* Material:
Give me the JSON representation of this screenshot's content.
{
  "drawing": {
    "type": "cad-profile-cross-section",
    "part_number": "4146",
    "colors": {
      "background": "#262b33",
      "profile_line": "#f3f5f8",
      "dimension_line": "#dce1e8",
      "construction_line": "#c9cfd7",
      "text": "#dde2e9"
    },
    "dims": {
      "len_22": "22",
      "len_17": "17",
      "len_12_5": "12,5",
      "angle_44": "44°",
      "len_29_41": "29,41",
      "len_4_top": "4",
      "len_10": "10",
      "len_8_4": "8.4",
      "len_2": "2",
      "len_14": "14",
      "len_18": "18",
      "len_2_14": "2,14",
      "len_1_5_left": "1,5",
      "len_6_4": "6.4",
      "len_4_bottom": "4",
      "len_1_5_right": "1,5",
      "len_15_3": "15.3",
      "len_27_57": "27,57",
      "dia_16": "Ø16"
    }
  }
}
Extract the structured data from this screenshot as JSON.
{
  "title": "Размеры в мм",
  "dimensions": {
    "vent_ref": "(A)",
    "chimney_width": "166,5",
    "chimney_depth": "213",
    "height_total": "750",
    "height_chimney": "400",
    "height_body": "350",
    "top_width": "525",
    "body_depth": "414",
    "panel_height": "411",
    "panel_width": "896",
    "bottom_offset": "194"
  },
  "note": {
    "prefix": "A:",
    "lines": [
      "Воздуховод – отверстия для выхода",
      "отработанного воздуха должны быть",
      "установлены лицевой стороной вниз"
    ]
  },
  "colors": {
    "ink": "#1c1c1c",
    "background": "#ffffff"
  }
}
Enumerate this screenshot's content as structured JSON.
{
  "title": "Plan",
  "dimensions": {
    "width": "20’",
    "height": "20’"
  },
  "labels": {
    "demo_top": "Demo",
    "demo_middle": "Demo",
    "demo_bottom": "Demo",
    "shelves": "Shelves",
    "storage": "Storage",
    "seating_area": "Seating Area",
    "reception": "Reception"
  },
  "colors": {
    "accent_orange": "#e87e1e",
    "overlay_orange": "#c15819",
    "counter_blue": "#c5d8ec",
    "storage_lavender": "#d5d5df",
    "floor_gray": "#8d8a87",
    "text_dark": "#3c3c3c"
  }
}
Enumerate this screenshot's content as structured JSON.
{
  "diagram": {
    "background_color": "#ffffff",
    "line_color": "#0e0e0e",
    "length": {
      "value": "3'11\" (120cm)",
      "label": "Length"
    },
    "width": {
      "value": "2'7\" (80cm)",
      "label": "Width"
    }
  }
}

* Description of the task: Extract the data in full. Keep it word for word.

* Completed exercise:
Give me the JSON representation of this screenshot's content.
{
  "drawing": {
    "type": "cad-profile-cross-section",
    "part_number": "4146",
    "colors": {
      "background": "#262b33",
      "profile_line": "#f3f5f8",
      "dimension_line": "#dce1e8",
      "construction_line": "#c9cfd7",
      "text": "#dde2e9"
    },
    "dims": {
      "len_22": "22",
      "len_17": "17",
      "len_12_5": "12,5",
      "angle_44": "44°",
      "len_29_41": "29,41",
      "len_4_top": "4",
      "len_10": "10",
      "len_8_4": "8.4",
      "len_2": "2",
      "len_14": "14",
      "len_18": "18",
      "len_2_14": "2,14",
      "len_1_5_left": "1,5",
      "len_6_4": "6.4",
      "len_4_bottom": "4",
      "len_1_5_right": "1,5",
      "len_15_3": "15.3",
      "len_27_57": "27,57",
      "dia_16": "Ø16"
    }
  }
}
Extract the structured data from this screenshot as JSON.
{
  "title": "Размеры в мм",
  "dimensions": {
    "vent_ref": "(A)",
    "chimney_width": "166,5",
    "chimney_depth": "213",
    "height_total": "750",
    "height_chimney": "400",
    "height_body": "350",
    "top_width": "525",
    "body_depth": "414",
    "panel_height": "411",
    "panel_width": "896",
    "bottom_offset": "194"
  },
  "note": {
    "prefix": "A:",
    "lines": [
      "Воздуховод – отверстия для выхода",
      "отработанного воздуха должны быть",
      "установлены лицевой стороной вниз"
    ]
  },
  "colors": {
    "ink": "#1c1c1c",
    "background": "#ffffff"
  }
}
Enumerate this screenshot's content as structured JSON.
{
  "title": "Plan",
  "dimensions": {
    "width": "20’",
    "height": "20’"
  },
  "labels": {
    "demo_top": "Demo",
    "demo_middle": "Demo",
    "demo_bottom": "Demo",
    "shelves": "Shelves",
    "storage": "Storage",
    "seating_area": "Seating Area",
    "reception": "Reception"
  },
  "colors": {
    "accent_orange": "#e87e1e",
    "overlay_orange": "#c15819",
    "counter_blue": "#c5d8ec",
    "storage_lavender": "#d5d5df",
    "floor_gray": "#8d8a87",
    "text_dark": "#3c3c3c"
  }
}
Enumerate this screenshot's content as structured JSON.
{
  "diagram": {
    "background_color": "#ffffff",
    "line_color": "#0e0e0e",
    "length": {
      "value": "3'11\" (120cm)",
      "label": "Length"
    },
    "width": {
      "value": "2'7\" (80cm)",
      "label": "Width"
    }
  }
}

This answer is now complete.